Do not include the pictures; repeat the rest of the data exactly.

_____

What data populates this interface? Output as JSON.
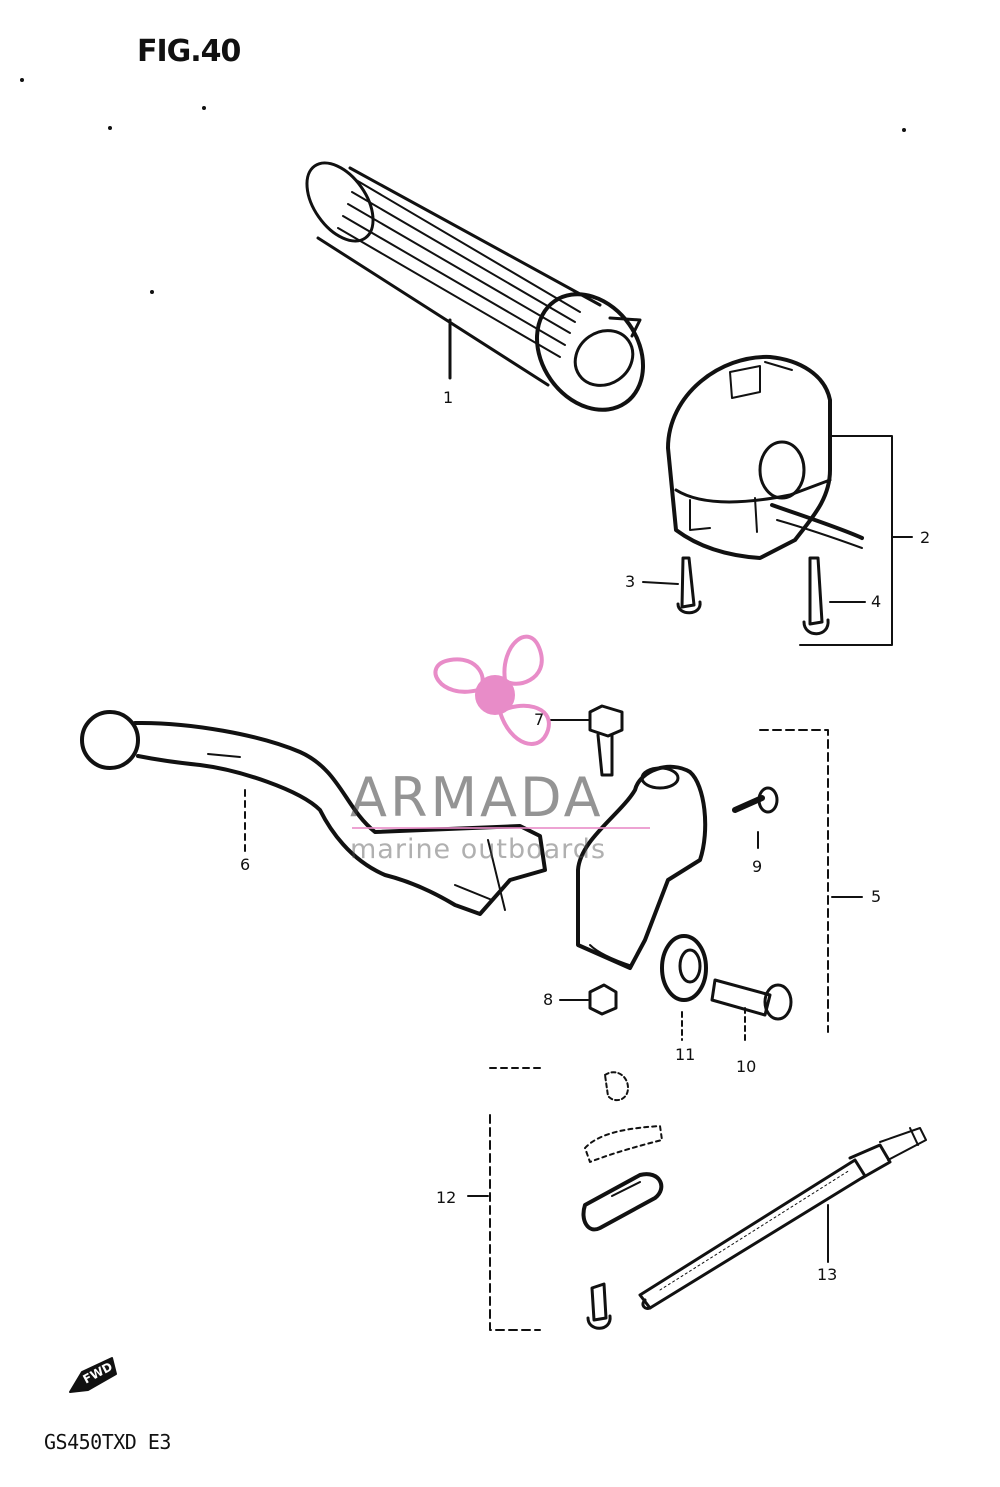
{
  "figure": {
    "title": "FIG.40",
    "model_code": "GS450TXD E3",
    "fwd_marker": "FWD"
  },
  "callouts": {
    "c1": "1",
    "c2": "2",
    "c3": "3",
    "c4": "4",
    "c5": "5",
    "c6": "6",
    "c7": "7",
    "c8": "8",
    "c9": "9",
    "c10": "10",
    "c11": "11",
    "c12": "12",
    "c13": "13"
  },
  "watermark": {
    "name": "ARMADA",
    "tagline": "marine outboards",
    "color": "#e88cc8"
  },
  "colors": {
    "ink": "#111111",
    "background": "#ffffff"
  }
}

_____

* **Response to the exercise**:
What data populates this interface? Output as JSON.
{
  "figure": {
    "title": "FIG.40",
    "model_code": "GS450TXD E3",
    "fwd_marker": "FWD"
  },
  "callouts": {
    "c1": "1",
    "c2": "2",
    "c3": "3",
    "c4": "4",
    "c5": "5",
    "c6": "6",
    "c7": "7",
    "c8": "8",
    "c9": "9",
    "c10": "10",
    "c11": "11",
    "c12": "12",
    "c13": "13"
  },
  "watermark": {
    "name": "ARMADA",
    "tagline": "marine outboards",
    "color": "#e88cc8"
  },
  "colors": {
    "ink": "#111111",
    "background": "#ffffff"
  }
}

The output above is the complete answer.